What is needed:
From the entries below, please gather each line containing the string "this".

Listing:
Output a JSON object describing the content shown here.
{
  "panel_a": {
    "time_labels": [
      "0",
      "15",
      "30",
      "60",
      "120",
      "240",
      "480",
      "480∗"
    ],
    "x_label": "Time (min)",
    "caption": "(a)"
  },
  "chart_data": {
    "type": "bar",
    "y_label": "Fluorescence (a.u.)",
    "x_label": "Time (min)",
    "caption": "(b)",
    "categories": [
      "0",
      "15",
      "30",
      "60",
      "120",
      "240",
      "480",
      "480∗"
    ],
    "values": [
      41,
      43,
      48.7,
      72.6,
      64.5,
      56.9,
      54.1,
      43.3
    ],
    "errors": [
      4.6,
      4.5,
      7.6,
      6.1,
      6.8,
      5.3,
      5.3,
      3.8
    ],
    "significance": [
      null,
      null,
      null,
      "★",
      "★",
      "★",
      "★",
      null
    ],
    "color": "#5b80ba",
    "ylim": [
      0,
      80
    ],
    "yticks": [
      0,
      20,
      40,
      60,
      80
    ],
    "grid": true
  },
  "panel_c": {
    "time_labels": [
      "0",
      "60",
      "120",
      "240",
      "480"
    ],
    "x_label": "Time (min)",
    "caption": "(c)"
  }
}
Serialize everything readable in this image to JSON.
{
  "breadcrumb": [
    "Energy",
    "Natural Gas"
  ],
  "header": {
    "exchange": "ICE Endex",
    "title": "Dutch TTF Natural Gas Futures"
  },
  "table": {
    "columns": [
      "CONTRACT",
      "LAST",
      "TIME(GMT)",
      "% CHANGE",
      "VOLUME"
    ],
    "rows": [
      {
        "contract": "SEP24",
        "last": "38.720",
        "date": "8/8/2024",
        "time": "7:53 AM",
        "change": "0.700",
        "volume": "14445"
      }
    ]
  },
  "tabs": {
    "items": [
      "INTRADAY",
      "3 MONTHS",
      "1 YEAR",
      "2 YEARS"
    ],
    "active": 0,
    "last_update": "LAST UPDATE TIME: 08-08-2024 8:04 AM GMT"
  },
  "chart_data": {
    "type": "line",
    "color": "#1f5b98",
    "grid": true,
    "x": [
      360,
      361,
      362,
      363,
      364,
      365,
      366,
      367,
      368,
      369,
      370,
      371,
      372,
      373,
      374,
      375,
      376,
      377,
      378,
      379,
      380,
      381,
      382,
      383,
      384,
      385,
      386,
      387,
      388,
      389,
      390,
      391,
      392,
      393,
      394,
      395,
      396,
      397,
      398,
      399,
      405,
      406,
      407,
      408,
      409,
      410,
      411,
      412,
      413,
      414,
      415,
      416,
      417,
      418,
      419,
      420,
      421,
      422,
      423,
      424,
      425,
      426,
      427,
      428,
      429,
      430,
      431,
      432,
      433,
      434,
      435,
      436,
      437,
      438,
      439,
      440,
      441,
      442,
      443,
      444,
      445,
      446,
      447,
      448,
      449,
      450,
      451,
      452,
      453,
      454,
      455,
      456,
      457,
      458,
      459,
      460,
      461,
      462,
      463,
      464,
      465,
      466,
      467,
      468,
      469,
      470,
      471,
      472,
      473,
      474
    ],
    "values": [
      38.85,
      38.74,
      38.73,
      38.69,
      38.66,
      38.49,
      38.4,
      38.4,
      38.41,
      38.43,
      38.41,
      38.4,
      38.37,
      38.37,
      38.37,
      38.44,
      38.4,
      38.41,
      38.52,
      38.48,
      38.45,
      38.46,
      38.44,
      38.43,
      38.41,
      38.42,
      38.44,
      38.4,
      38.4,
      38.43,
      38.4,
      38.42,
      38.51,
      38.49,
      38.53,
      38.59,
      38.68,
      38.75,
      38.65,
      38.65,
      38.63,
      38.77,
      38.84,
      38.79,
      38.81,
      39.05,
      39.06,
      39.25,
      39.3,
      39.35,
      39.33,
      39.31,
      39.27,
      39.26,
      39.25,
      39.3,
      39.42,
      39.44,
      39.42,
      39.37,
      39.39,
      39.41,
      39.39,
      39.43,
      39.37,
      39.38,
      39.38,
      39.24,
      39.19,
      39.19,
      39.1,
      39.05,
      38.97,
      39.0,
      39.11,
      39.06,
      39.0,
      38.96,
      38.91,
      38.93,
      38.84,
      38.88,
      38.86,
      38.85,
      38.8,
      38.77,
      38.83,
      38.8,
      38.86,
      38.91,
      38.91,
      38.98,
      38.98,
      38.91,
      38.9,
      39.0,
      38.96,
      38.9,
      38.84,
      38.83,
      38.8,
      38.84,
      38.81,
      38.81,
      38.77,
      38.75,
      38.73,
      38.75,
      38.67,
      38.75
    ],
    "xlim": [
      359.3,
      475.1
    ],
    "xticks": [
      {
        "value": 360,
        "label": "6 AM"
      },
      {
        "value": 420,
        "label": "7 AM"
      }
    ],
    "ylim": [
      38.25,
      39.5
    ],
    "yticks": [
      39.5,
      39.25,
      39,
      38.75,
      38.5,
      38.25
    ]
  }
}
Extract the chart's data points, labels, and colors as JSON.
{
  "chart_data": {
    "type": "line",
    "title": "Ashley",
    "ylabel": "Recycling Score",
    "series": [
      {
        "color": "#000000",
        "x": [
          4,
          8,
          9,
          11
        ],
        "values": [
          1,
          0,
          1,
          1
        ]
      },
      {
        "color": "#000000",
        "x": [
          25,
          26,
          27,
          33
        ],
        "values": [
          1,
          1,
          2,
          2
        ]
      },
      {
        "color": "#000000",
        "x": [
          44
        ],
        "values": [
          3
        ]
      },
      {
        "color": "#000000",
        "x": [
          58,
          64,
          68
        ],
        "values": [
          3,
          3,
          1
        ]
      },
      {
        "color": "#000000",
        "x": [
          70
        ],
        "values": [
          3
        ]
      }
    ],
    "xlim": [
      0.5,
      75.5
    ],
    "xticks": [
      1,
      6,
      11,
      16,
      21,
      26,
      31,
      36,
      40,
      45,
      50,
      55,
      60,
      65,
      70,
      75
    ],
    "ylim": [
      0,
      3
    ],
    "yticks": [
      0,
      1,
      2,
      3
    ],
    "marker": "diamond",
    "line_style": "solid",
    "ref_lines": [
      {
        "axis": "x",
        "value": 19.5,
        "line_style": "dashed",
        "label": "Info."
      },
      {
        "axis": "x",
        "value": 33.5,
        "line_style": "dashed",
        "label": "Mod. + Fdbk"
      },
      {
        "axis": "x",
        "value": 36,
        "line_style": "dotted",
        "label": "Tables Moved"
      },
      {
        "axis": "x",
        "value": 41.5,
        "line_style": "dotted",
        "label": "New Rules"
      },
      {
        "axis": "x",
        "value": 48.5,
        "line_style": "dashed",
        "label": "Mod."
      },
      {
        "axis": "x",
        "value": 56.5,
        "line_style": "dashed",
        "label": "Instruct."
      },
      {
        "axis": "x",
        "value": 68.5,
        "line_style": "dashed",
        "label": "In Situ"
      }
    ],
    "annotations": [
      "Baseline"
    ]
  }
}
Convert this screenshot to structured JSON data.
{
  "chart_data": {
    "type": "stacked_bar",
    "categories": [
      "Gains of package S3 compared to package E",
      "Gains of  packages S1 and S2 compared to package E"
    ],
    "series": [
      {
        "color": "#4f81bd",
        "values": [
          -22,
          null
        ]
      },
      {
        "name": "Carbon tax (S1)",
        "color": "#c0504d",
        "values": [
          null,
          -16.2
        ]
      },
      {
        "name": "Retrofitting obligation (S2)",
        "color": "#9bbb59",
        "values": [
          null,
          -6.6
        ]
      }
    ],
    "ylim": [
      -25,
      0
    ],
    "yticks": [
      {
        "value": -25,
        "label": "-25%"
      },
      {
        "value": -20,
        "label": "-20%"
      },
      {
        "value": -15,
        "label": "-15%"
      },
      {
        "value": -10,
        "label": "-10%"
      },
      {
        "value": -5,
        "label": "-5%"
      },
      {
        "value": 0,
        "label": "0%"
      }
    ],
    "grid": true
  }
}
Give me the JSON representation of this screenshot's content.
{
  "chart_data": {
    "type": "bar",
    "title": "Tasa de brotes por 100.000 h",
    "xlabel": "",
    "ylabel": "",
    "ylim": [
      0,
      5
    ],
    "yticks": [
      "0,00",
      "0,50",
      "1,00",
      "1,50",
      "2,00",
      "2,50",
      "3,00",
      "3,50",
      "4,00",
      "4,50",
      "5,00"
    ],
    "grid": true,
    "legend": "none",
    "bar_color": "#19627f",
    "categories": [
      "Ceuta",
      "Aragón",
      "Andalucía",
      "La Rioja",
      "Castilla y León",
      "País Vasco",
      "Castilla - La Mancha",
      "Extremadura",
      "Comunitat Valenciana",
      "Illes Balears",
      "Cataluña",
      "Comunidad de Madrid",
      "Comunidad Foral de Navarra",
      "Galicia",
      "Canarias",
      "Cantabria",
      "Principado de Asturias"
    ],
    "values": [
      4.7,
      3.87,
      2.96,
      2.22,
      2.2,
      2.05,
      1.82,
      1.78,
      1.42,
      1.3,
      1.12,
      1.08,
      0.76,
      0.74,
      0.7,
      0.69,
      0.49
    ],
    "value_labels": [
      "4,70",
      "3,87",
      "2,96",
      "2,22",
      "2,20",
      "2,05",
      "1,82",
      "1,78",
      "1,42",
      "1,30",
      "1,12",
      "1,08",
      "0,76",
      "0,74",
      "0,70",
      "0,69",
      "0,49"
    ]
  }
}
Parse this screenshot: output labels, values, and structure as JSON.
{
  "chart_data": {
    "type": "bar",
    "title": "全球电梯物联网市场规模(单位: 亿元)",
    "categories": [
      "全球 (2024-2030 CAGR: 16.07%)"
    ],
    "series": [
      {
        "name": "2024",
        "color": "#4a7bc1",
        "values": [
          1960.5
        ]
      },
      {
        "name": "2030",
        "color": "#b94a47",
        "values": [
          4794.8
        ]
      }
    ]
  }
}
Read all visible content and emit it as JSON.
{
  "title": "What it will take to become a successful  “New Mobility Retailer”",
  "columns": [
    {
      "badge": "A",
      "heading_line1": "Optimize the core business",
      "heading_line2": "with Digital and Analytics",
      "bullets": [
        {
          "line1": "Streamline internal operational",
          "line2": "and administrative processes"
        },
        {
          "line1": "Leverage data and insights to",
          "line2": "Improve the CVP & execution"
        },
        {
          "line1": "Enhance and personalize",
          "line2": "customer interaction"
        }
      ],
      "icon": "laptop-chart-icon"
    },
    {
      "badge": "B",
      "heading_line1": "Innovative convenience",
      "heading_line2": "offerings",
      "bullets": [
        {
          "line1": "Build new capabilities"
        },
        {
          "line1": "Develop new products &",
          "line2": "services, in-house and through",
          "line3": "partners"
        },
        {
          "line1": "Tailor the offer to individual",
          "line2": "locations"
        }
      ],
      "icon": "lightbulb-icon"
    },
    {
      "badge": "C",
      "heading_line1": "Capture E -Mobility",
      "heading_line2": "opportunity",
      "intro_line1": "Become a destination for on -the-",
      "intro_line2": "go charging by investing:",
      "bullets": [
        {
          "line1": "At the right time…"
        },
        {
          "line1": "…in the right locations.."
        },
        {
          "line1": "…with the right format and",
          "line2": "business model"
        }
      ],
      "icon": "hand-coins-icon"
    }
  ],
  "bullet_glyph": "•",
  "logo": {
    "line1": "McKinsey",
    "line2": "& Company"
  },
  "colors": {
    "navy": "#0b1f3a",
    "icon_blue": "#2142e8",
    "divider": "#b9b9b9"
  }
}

Exercise result:
Serialize everything readable in this image to JSON.
Convert this screenshot to structured JSON data.
Give me the JSON representation of this screenshot's content.
Parse this screenshot: output labels, values, and structure as JSON.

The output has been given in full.